-- start --

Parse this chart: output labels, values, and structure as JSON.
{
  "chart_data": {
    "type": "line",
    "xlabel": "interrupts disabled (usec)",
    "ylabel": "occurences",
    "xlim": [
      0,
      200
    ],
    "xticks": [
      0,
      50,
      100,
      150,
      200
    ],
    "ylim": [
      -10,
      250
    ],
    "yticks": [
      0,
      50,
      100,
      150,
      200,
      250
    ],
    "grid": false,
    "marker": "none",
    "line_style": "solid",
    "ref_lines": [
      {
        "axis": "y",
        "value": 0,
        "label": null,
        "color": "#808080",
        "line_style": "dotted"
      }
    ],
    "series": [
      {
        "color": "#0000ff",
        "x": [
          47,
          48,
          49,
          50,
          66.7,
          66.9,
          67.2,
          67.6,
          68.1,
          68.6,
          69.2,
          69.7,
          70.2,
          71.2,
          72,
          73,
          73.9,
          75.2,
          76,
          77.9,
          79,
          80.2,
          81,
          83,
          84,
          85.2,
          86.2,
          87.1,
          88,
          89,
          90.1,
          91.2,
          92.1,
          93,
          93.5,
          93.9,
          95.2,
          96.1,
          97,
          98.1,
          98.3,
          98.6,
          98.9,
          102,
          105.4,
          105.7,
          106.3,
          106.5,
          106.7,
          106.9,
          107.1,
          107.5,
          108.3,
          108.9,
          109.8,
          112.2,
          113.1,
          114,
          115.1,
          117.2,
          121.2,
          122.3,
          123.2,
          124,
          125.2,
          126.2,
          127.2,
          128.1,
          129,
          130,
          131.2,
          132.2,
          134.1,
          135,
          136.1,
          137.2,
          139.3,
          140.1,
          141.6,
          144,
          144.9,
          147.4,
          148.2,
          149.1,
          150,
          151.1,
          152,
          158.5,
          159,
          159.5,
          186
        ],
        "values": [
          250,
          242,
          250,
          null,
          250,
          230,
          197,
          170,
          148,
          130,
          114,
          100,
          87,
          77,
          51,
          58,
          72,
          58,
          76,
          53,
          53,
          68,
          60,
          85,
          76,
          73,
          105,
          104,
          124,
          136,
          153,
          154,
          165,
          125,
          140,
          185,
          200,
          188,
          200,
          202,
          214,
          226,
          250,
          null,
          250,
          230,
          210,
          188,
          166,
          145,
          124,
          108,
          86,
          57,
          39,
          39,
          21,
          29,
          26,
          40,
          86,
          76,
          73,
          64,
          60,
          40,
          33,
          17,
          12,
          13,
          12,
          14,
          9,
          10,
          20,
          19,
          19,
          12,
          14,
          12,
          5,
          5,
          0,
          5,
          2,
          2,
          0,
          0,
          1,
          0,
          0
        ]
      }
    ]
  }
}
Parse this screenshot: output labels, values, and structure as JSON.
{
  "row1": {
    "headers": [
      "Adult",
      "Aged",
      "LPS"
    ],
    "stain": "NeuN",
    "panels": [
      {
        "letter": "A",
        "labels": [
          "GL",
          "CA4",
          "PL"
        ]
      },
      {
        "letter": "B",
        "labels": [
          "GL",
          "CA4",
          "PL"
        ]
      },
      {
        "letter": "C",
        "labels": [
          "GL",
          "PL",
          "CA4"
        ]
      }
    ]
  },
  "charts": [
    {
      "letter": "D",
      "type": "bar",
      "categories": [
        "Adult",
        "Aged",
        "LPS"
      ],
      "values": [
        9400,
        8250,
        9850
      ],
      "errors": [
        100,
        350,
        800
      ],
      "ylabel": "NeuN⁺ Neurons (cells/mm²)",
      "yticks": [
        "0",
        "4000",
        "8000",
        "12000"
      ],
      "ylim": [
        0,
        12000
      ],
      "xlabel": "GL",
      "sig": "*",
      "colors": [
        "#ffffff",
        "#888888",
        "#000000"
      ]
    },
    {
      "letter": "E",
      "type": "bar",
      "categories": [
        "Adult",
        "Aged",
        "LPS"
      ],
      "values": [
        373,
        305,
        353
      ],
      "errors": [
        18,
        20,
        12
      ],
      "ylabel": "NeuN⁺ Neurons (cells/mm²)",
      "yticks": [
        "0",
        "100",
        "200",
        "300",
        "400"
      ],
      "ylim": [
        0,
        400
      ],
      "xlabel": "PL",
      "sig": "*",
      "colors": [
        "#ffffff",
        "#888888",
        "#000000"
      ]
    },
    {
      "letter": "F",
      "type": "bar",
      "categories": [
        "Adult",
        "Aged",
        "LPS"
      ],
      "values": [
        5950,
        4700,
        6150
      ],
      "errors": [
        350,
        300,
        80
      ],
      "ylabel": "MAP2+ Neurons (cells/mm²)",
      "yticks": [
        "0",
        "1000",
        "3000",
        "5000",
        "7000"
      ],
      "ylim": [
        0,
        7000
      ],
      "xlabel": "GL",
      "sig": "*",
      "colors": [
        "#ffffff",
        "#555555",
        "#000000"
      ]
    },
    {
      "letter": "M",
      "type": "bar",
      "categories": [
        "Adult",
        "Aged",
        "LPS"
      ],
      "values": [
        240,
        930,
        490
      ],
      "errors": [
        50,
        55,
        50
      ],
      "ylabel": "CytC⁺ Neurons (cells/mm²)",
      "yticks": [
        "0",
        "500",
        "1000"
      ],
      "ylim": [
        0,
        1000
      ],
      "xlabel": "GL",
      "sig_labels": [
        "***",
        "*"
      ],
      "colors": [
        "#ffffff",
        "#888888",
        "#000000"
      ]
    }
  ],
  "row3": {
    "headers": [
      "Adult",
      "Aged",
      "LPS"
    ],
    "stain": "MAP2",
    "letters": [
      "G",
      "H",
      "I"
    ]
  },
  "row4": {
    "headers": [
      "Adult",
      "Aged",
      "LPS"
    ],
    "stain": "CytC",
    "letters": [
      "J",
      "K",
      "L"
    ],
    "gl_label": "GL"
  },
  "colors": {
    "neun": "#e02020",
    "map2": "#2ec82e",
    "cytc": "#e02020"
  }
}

-- end --

▸ Set problem:
Show each line of the listing that holds the string "Neurons".

▸ Solved problem:
      "ylabel": "NeuN⁺ Neurons (cells/mm²)",
      "ylabel": "NeuN⁺ Neurons (cells/mm²)",
      "ylabel": "MAP2+ Neurons (cells/mm²)",
      "ylabel": "CytC⁺ Neurons (cells/mm²)",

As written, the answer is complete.